§ **The task**
Among the following entries, count the lines that contain "name" and report only the result.

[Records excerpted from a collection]
■ ■ ■ ■

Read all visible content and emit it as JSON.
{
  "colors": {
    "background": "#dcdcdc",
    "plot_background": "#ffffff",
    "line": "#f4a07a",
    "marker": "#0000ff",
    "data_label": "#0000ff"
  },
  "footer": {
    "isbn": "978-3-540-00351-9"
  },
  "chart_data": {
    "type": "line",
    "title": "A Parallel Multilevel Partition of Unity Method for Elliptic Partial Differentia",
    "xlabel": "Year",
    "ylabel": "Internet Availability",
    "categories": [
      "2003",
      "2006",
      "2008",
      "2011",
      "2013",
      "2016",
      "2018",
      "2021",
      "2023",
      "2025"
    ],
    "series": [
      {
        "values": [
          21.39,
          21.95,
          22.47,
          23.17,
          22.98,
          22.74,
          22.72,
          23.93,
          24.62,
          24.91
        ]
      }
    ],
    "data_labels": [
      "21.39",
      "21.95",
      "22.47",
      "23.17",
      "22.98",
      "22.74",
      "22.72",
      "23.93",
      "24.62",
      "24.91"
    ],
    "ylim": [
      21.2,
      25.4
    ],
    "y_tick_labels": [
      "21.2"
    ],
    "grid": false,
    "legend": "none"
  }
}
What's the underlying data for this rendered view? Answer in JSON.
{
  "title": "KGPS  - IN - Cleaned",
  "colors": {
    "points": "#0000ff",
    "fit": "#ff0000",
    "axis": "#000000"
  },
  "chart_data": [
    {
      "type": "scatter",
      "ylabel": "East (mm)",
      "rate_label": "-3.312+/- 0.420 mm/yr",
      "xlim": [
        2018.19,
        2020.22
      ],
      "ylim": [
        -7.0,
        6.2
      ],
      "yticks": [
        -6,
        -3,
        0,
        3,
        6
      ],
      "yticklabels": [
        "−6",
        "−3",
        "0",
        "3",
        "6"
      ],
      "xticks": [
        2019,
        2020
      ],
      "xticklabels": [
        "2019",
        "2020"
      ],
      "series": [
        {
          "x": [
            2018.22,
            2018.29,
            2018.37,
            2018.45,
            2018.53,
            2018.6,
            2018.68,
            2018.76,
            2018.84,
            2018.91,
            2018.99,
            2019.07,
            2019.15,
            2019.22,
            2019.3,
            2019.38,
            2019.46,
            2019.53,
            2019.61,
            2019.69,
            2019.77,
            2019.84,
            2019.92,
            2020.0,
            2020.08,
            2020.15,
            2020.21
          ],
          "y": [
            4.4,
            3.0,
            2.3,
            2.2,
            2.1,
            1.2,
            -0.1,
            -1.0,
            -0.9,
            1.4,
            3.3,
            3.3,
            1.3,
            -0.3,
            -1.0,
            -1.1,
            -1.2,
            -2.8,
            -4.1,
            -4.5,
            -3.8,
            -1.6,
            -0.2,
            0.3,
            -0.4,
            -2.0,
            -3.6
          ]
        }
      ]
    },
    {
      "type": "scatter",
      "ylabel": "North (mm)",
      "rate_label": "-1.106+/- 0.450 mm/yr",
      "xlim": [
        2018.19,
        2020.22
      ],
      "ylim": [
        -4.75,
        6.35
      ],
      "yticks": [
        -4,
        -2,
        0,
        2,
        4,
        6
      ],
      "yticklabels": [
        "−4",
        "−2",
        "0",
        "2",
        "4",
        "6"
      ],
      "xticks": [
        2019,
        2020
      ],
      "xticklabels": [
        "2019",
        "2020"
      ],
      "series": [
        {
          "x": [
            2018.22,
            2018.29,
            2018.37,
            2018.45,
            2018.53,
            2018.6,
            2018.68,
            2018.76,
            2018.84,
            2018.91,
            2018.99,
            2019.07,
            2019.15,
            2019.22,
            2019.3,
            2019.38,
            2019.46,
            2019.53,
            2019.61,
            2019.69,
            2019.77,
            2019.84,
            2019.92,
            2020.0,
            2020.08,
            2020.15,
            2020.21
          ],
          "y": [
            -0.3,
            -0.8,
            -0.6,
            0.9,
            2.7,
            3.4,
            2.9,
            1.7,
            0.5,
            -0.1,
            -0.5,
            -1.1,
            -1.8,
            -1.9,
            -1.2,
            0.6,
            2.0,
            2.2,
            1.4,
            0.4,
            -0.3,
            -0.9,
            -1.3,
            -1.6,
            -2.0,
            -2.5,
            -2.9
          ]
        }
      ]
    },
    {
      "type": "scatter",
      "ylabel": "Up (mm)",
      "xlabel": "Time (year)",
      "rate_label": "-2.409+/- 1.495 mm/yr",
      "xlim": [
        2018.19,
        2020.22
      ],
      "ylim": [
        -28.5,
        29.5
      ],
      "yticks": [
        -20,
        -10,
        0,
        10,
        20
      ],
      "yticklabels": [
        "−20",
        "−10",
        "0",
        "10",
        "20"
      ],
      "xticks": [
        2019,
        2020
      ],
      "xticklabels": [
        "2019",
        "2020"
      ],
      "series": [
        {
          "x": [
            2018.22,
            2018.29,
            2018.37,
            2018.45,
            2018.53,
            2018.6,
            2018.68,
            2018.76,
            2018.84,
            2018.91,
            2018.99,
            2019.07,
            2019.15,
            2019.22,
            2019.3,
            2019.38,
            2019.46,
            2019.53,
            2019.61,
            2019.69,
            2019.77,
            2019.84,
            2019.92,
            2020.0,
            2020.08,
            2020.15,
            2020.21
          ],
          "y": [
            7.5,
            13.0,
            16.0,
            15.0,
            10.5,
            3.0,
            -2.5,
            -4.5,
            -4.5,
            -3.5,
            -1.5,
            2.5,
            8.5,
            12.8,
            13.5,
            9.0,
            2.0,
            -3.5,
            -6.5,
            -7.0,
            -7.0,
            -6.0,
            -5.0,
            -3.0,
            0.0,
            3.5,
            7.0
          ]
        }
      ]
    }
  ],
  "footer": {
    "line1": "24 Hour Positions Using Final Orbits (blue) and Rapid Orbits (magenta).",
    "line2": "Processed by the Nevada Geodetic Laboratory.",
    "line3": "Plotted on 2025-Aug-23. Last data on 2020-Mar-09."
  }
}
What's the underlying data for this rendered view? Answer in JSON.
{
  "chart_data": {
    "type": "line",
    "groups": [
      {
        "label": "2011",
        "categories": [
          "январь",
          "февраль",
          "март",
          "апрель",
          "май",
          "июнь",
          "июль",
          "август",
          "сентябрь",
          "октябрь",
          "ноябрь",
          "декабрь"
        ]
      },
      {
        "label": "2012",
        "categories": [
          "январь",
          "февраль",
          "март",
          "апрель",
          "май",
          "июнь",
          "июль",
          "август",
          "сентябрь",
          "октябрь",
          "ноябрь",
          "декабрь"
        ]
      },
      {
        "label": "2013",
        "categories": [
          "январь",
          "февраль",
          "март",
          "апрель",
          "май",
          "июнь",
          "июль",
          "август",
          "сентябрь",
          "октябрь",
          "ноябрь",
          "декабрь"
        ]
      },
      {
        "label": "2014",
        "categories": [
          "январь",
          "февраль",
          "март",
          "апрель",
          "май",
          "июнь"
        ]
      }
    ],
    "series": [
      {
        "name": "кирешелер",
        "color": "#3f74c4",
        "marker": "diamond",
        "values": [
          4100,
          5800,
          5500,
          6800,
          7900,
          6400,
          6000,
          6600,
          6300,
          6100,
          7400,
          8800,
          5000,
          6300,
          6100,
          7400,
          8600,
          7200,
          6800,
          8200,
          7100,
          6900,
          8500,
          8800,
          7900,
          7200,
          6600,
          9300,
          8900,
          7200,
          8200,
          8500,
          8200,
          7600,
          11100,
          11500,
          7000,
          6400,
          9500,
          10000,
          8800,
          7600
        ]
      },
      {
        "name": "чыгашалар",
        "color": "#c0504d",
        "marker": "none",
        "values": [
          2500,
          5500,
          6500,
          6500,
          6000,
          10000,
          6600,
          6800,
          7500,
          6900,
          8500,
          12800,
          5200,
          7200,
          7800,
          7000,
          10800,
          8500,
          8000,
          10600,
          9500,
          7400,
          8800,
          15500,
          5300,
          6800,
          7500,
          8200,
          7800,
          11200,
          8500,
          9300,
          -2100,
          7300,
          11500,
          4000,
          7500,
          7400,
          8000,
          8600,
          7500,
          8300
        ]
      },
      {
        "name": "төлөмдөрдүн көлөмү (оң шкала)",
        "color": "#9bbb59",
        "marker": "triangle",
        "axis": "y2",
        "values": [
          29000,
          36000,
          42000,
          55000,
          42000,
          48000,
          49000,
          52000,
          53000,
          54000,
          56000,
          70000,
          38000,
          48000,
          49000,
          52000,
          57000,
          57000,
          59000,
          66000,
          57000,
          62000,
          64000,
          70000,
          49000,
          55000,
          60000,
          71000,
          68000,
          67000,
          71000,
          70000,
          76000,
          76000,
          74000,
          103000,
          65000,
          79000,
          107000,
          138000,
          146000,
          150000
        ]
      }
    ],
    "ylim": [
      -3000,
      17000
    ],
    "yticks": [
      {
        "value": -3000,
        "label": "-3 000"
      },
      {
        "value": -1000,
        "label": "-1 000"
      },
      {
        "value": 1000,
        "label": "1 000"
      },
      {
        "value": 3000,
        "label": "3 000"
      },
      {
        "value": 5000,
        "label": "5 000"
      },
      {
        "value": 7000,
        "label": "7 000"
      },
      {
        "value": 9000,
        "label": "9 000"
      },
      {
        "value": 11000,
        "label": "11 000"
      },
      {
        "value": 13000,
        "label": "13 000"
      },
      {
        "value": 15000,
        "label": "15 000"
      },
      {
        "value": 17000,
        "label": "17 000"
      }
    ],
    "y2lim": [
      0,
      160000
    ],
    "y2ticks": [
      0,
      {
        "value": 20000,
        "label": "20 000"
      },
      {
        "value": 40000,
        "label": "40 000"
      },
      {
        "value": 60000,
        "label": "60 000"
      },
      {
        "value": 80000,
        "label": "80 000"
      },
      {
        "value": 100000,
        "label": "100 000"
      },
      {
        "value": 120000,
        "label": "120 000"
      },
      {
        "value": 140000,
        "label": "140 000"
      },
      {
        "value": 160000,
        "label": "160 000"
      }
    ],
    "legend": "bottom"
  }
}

■ ■ ■ ■

§ **Output for this exercise**
3